(Set task):
Scan the records for the word "comments". Copy each line that includes it.
-- begin Material shown --
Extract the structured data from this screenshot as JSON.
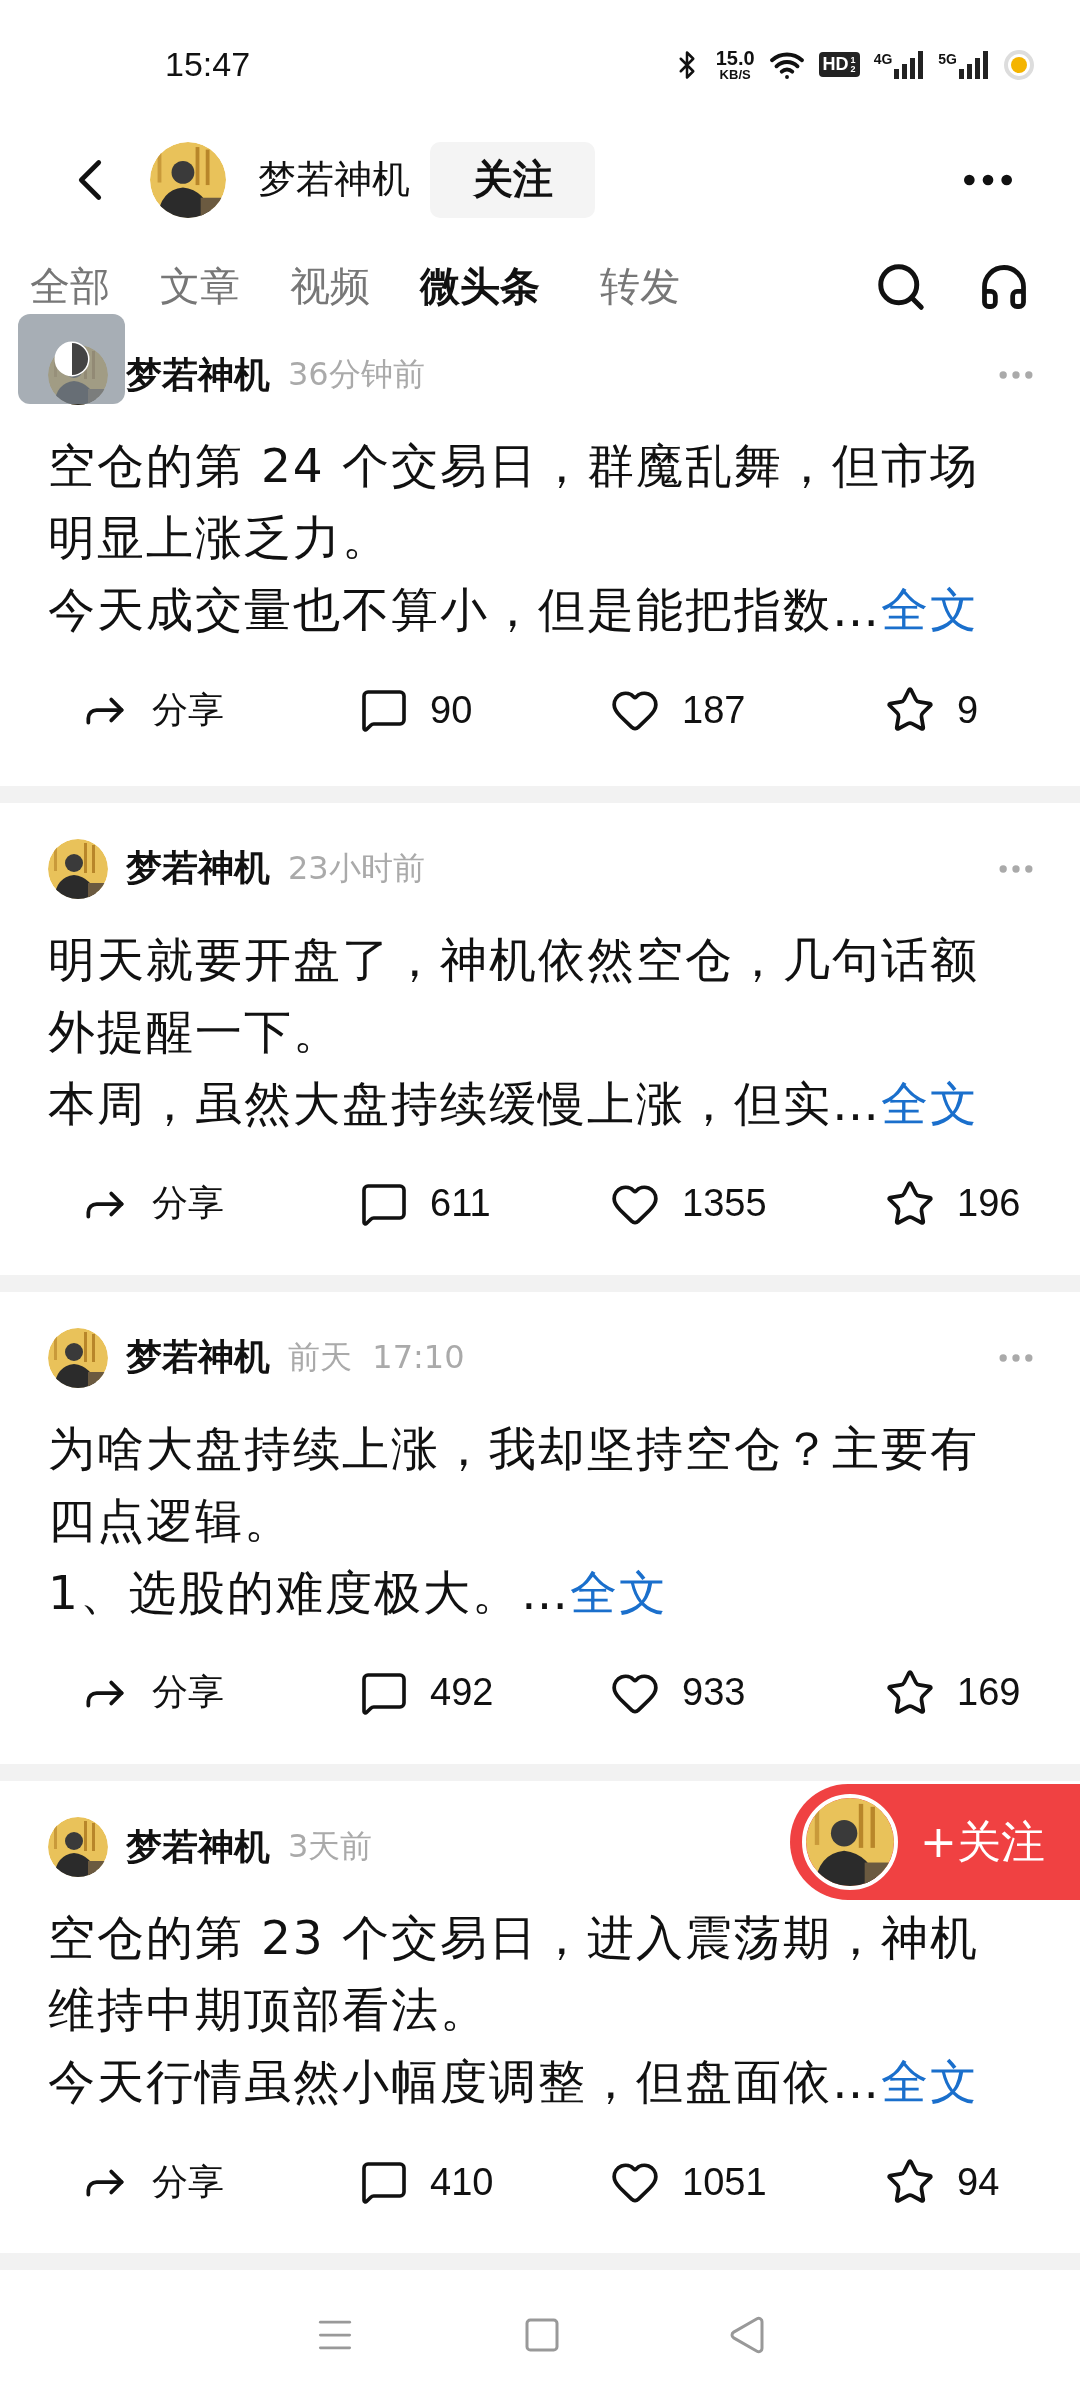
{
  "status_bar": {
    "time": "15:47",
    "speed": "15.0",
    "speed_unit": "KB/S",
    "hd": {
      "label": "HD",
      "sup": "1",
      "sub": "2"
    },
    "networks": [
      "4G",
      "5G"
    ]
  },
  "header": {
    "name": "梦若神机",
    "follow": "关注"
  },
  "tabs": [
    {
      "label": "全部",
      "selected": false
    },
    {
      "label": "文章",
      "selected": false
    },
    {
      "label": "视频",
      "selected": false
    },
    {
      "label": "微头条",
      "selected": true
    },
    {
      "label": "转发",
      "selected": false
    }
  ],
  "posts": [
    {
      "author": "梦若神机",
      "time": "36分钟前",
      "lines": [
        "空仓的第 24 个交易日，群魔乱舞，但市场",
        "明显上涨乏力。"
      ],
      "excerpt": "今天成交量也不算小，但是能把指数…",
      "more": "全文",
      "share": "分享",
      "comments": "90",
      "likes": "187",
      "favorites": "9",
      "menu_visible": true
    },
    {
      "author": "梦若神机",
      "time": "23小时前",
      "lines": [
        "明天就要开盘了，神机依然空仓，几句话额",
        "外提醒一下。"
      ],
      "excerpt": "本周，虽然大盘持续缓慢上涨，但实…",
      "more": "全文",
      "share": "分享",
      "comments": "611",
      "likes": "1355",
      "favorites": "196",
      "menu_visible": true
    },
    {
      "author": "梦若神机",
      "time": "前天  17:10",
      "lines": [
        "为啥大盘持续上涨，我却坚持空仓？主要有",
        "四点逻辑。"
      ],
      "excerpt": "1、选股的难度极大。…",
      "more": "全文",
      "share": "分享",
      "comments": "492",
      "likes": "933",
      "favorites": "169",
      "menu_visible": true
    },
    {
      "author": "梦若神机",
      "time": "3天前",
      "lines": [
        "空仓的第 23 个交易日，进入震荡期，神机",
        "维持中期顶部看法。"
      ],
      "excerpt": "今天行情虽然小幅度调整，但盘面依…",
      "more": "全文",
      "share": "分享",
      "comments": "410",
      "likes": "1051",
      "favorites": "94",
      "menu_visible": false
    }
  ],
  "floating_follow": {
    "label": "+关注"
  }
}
-- end Material shown --
(Right answer):
      "comments": "90",
      "comments": "611",
      "comments": "492",
      "comments": "410",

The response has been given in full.